(WRITTEN PROBLEM)
Locate each line in the records that contains the word "divider", and copy those lines out.

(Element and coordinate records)
##########

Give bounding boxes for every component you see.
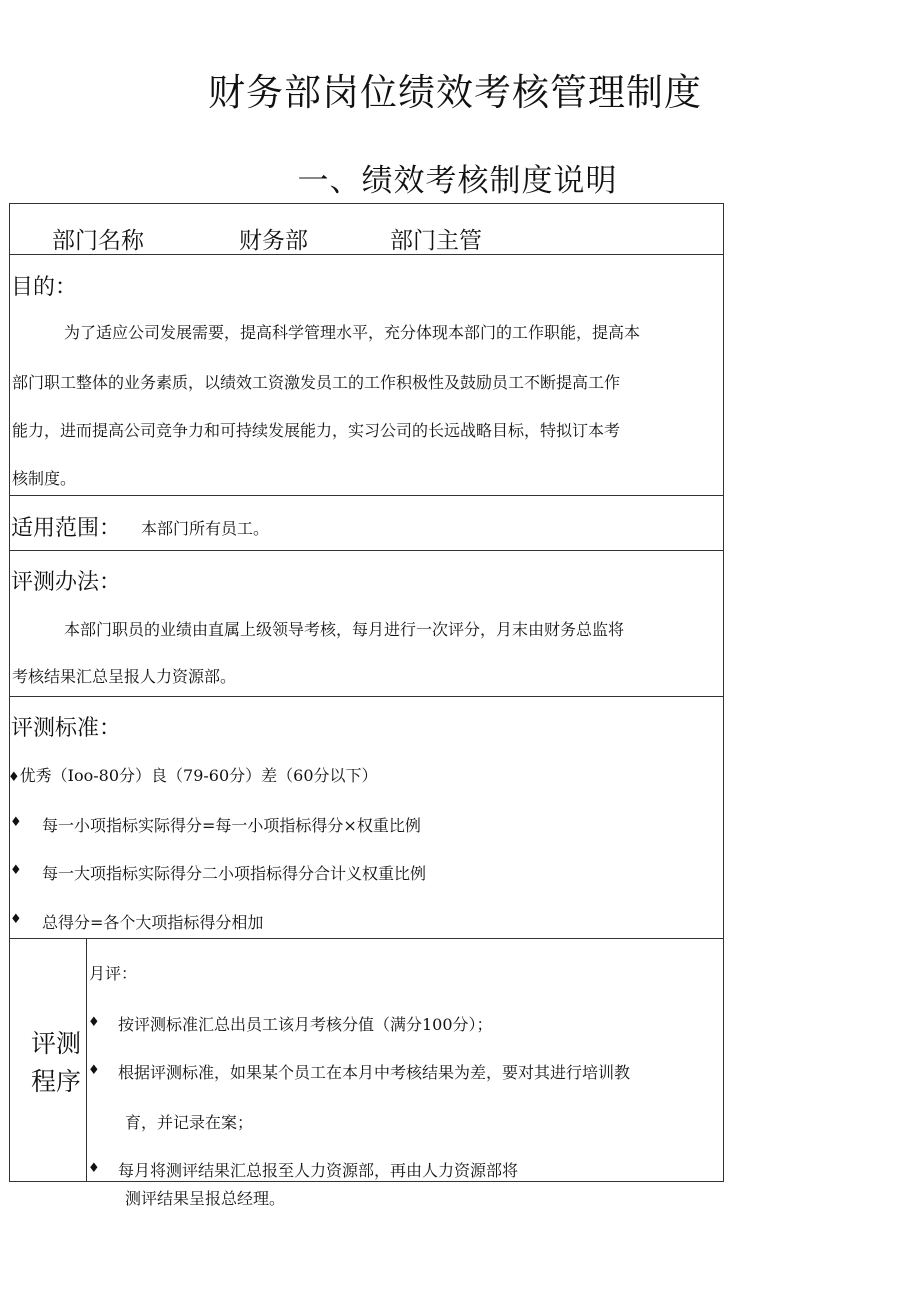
procedure-item-text: 育，并记录在案； (125, 1113, 254, 1132)
purpose-line: 部门职工整体的业务素质，以绩效工资激发员工的工作积极性及鼓励员工不断提高工作 (12, 373, 621, 392)
section-title: 一、绩效考核制度说明 (297, 163, 618, 199)
document-title: 财务部岗位绩效考核管理制度 (208, 71, 702, 114)
purpose-line: 为了适应公司发展需要，提高科学管理水平，充分体现本部门的工作职能，提高本 (64, 323, 641, 342)
row-divider (9, 938, 724, 939)
purpose-heading: 目的： (11, 275, 78, 300)
method-line: 考核结果汇总呈报人力资源部。 (12, 667, 237, 686)
diamond-bullet-icon: ♦ (10, 912, 22, 927)
purpose-line: 核制度。 (12, 469, 77, 488)
procedure-label: 程序 (30, 1067, 81, 1096)
row-divider (9, 550, 724, 551)
dept-name-label: 部门名称 (52, 228, 144, 254)
diamond-bullet-icon: ♦ (10, 815, 22, 830)
method-line: 本部门职员的业绩由直属上级领导考核，每月进行一次评分，月末由财务总监将 (64, 620, 625, 639)
standard-item-text: 每一大项指标实际得分二小项指标得分合计义权重比例 (42, 864, 427, 883)
row-divider (9, 696, 724, 697)
dept-name-value: 财务部 (239, 228, 308, 254)
purpose-line: 能力，进而提高公司竞争力和可持续发展能力，实习公司的长远战略目标，特拟订本考 (12, 421, 621, 440)
policy-table (9, 203, 724, 1182)
diamond-bullet-icon: ♦ (8, 770, 20, 785)
procedure-item-text: 按评测标准汇总出员工该月考核分值（满分100分）； (118, 1015, 493, 1034)
procedure-item-text: 测评结果呈报总经理。 (125, 1189, 286, 1208)
scope-text: 本部门所有员工。 (141, 519, 270, 538)
row-divider (9, 495, 724, 496)
standard-item-text: 每一小项指标实际得分=每一小项指标得分×权重比例 (42, 816, 421, 835)
dept-head-label: 部门主管 (390, 228, 482, 254)
standard-item-text: 总得分=各个大项指标得分相加 (42, 913, 264, 932)
diamond-bullet-icon: ♦ (88, 1015, 100, 1030)
standard-heading: 评测标准： (11, 716, 122, 741)
diamond-bullet-icon: ♦ (10, 863, 22, 878)
scope-heading: 适用范围： (11, 516, 122, 541)
standard-item (8, 763, 378, 786)
procedure-item-text: 每月将测评结果汇总报至人力资源部，再由人力资源部将 (118, 1161, 519, 1180)
procedure-intro: 月评： (89, 964, 138, 983)
diamond-bullet-icon: ♦ (88, 1161, 100, 1176)
procedure-item-text: 根据评测标准，如果某个员工在本月中考核结果为差，要对其进行培训教 (118, 1063, 631, 1082)
diamond-bullet-icon: ♦ (88, 1063, 100, 1078)
procedure-label: 评测 (30, 1029, 81, 1058)
standard-item-text: 优秀（Ioo-80分）良（79-60分）差（60分以下） (19, 766, 378, 785)
method-heading: 评测办法： (11, 570, 122, 595)
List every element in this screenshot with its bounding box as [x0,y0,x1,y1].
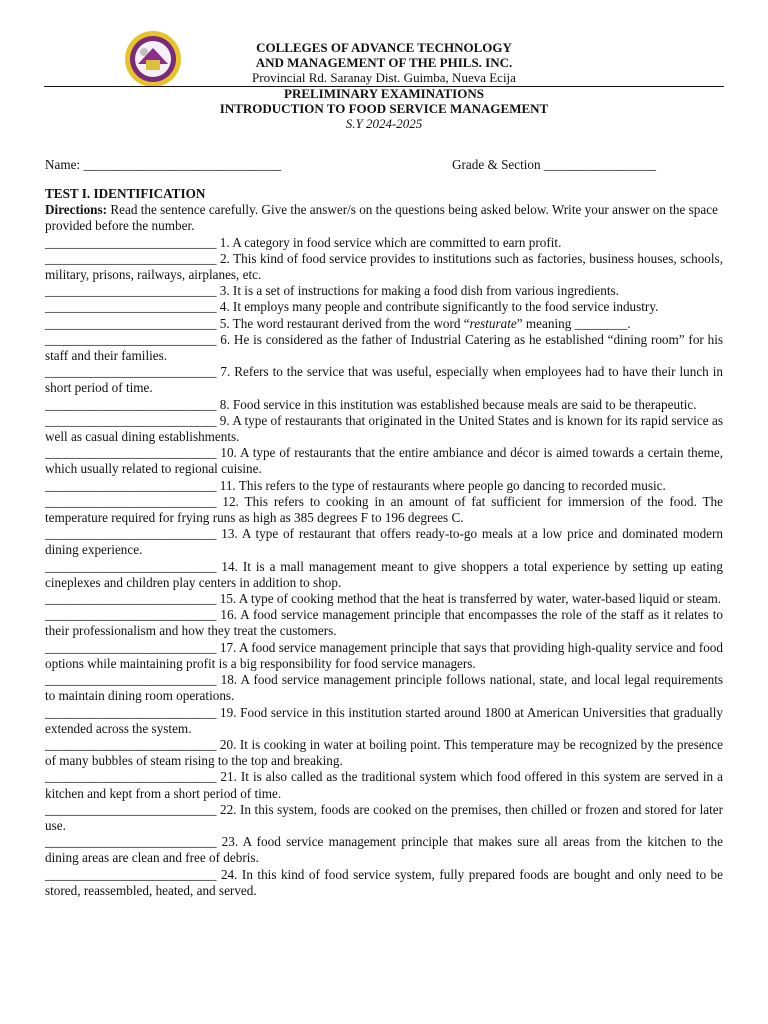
school-address: Provincial Rd. Saranay Dist. Guimba, Nueva Ecija [252,70,516,85]
question-item [45,802,723,834]
answer-blank[interactable]: __________________________ [45,866,217,882]
question-text: 10. A type of restaurants that the entire ambiance and décor is aimed towards a certain theme, which usually related to regional cuisine. [45,445,723,477]
question-text: 9. A type of restaurants that originated in the United States and is known for its rapid service as well as casual dining establishments. [45,412,723,445]
test-section [45,186,723,899]
question-item [45,559,723,591]
question-text: 20. It is cooking in water at boiling point. This temperature may be recognized by the presence of many bubbles of steam rising to the top and breaking. [45,736,723,769]
question-item [45,235,723,251]
answer-blank[interactable]: __________________________ [45,315,217,331]
question-item [45,299,723,315]
name-field[interactable]: Name: ______________________________ [45,157,282,172]
answer-blank[interactable]: __________________________ [45,769,217,785]
school-year: S.Y 2024-2025 [345,116,423,131]
answer-blank[interactable]: __________________________ [45,736,217,752]
question-item [45,316,723,332]
question-item [45,834,723,866]
school-seal-logo [124,30,182,88]
question-item [45,607,723,639]
question-item [45,283,723,299]
question-item [45,445,723,477]
grade-section-field[interactable]: Grade & Section _________________ [452,157,657,172]
question-item [45,672,723,704]
question-text: 16. A food service management principle that encompasses the role of the staff as it relates to their professionalism and how they treat the customers. [45,607,723,639]
question-item [45,494,723,526]
question-item [45,769,723,801]
answer-blank[interactable]: __________________________ [45,834,217,850]
question-item [45,867,723,899]
document-header [0,28,768,88]
question-item [45,591,723,607]
question-text: 12. This refers to cooking in an amount of fat sufficient for immersion of the food. The temperature required for frying runs as high as 385 degrees F to 196 degrees C. [45,493,723,526]
question-text: 21. It is also called as the traditional system which food offered in this system are served in a kitchen and kept from a short period of time. [45,769,723,801]
answer-blank[interactable]: __________________________ [45,477,217,493]
question-text: 8. Food service in this institution was established because meals are said to be therapeutic. [216,396,697,412]
question-text: 22. In this system, foods are cooked on the premises, then chilled or frozen and stored for later use. [45,801,723,833]
answer-blank[interactable]: __________________________ [45,558,217,574]
question-text: 15. A type of cooking method that the heat is transferred by water, water-based liquid or steam. [216,591,722,607]
question-text: 1. A category in food service which are committed to earn profit. [216,234,562,250]
directions [45,202,723,234]
answer-blank[interactable]: __________________________ [45,526,217,542]
question-text: 23. A food service management principle that makes sure all areas from the kitchen to the dining areas are clean and free of debris. [45,834,723,866]
answer-blank[interactable]: __________________________ [45,396,217,412]
question-text: 11. This refers to the type of restaurants where people go dancing to recorded music. [216,477,666,493]
answer-blank[interactable]: __________________________ [45,704,217,720]
question-text: 13. A type of restaurant that offers ready-to-go meals at a low price and dominated modern dining experience. [45,526,723,558]
question-text: 24. In this kind of food service system, fully prepared foods are bought and only need to be stored, reassembled, heated, and served. [45,866,723,898]
question-text: 18. A food service management principle follows national, state, and local legal requirements to maintain dining room operations. [45,672,723,704]
directions-text: Read the sentence carefully. Give the answer/s on the questions being asked below. Write your answer on the space provided before the number. [45,202,718,234]
question-text: ” meaning ________. [516,315,631,331]
question-item [45,413,723,445]
question-text: 14. It is a mall management meant to give shoppers a total experience by setting up eating cineplexes and children play centers in addition to shop. [45,558,723,590]
answer-blank[interactable]: __________________________ [45,639,217,655]
answer-blank[interactable]: __________________________ [45,250,217,266]
directions-label: Directions: [45,202,108,218]
question-italic-word: resturate [469,315,517,331]
exam-heading [0,86,768,132]
answer-blank[interactable]: __________________________ [45,607,217,623]
school-name-line2: AND MANAGEMENT OF THE PHILS. INC. [255,55,513,70]
question-text: 3. It is a set of instructions for making a food dish from various ingredients. [216,283,619,299]
question-item [45,251,723,283]
question-item [45,640,723,672]
question-text: 19. Food service in this institution started around 1800 at American Universities that gradually extended across the system. [45,704,723,736]
question-text: 4. It employs many people and contribute significantly to the food service industry. [216,299,659,315]
subject-title: INTRODUCTION TO FOOD SERVICE MANAGEMENT [219,101,549,116]
question-text: 5. The word restaurant derived from the word “ [216,315,470,331]
answer-blank[interactable]: __________________________ [45,801,217,817]
question-item [45,364,723,396]
question-text: 17. A food service management principle that says that providing high-quality service and food options while maintaining profit is a big responsibility for food service managers. [45,639,723,671]
question-item [45,478,723,494]
school-name-line1: COLLEGES OF ADVANCE TECHNOLOGY [256,40,512,55]
answer-blank[interactable]: __________________________ [45,493,217,509]
question-text: 6. He is considered as the father of Industrial Catering as he established “dining room” for his staff and their families. [45,331,723,364]
answer-blank[interactable]: __________________________ [45,445,217,461]
exam-title: PRELIMINARY EXAMINATIONS [284,86,484,101]
question-text: 7. Refers to the service that was useful, especially when employees had to have their lunch in short period of time. [45,364,723,396]
test-title: TEST I. IDENTIFICATION [45,186,206,201]
answer-blank[interactable]: __________________________ [45,331,217,347]
question-item [45,526,723,558]
answer-blank[interactable]: __________________________ [45,364,217,380]
answer-blank[interactable]: __________________________ [45,672,217,688]
answer-blank[interactable]: __________________________ [45,591,217,607]
answer-blank[interactable]: __________________________ [45,412,217,428]
question-item [45,397,723,413]
question-item [45,737,723,769]
question-item [45,332,723,364]
question-text: 2. This kind of food service provides to institutions such as factories, business houses, schools, military, prisons, railways, airplanes, etc. [45,250,723,283]
answer-blank[interactable]: __________________________ [45,299,217,315]
answer-blank[interactable]: __________________________ [45,283,217,299]
answer-blank[interactable]: __________________________ [45,234,217,250]
question-item [45,705,723,737]
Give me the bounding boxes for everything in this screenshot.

##########

(SOLUTION FOR THIS TASK)
row-divider (9, 938, 724, 939)
row-divider (9, 550, 724, 551)
row-divider (9, 696, 724, 697)
row-divider (9, 495, 724, 496)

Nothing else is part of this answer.